■ GOAL OF THE EXERCISE ■
Print everything from the start of the records down to the line containing "apple-menu[interactable] [8, 10, 22, 14]", both ends included, with each line reproduced unchanged.
— begin —
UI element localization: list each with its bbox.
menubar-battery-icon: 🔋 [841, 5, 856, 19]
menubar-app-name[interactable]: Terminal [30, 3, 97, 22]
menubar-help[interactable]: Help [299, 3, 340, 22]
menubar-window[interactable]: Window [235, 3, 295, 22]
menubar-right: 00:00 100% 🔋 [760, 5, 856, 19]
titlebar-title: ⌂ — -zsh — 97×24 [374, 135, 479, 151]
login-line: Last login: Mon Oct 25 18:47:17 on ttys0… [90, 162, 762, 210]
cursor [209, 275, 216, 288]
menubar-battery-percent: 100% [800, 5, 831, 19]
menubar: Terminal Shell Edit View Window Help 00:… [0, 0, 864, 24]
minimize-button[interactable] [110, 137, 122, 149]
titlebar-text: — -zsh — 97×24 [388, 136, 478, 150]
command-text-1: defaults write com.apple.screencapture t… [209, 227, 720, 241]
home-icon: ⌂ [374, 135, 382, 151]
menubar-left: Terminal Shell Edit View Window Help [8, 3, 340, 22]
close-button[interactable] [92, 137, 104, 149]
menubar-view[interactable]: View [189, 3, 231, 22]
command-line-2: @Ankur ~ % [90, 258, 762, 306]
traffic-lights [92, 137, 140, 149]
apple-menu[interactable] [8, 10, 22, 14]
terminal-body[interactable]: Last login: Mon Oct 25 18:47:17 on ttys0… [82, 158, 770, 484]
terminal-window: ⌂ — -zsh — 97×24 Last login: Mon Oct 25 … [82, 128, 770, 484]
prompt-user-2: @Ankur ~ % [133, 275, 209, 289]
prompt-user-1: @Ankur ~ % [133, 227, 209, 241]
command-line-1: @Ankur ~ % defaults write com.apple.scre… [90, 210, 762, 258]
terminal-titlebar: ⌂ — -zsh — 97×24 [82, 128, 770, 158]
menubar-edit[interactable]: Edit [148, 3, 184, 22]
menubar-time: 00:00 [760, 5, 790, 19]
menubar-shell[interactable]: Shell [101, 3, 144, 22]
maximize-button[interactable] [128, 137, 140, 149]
— end —
■ ANSWER FOR THE TASK ■
UI element localization: list each with its bbox.
menubar-battery-icon: 🔋 [841, 5, 856, 19]
menubar-app-name[interactable]: Terminal [30, 3, 97, 22]
menubar-help[interactable]: Help [299, 3, 340, 22]
menubar-window[interactable]: Window [235, 3, 295, 22]
menubar-right: 00:00 100% 🔋 [760, 5, 856, 19]
titlebar-title: ⌂ — -zsh — 97×24 [374, 135, 479, 151]
login-line: Last login: Mon Oct 25 18:47:17 on ttys0… [90, 162, 762, 210]
cursor [209, 275, 216, 288]
menubar-battery-percent: 100% [800, 5, 831, 19]
menubar: Terminal Shell Edit View Window Help 00:… [0, 0, 864, 24]
minimize-button[interactable] [110, 137, 122, 149]
titlebar-text: — -zsh — 97×24 [388, 136, 478, 150]
command-text-1: defaults write com.apple.screencapture t… [209, 227, 720, 241]
home-icon: ⌂ [374, 135, 382, 151]
menubar-left: Terminal Shell Edit View Window Help [8, 3, 340, 22]
close-button[interactable] [92, 137, 104, 149]
menubar-view[interactable]: View [189, 3, 231, 22]
command-line-2: @Ankur ~ % [90, 258, 762, 306]
traffic-lights [92, 137, 140, 149]
apple-menu[interactable] [8, 10, 22, 14]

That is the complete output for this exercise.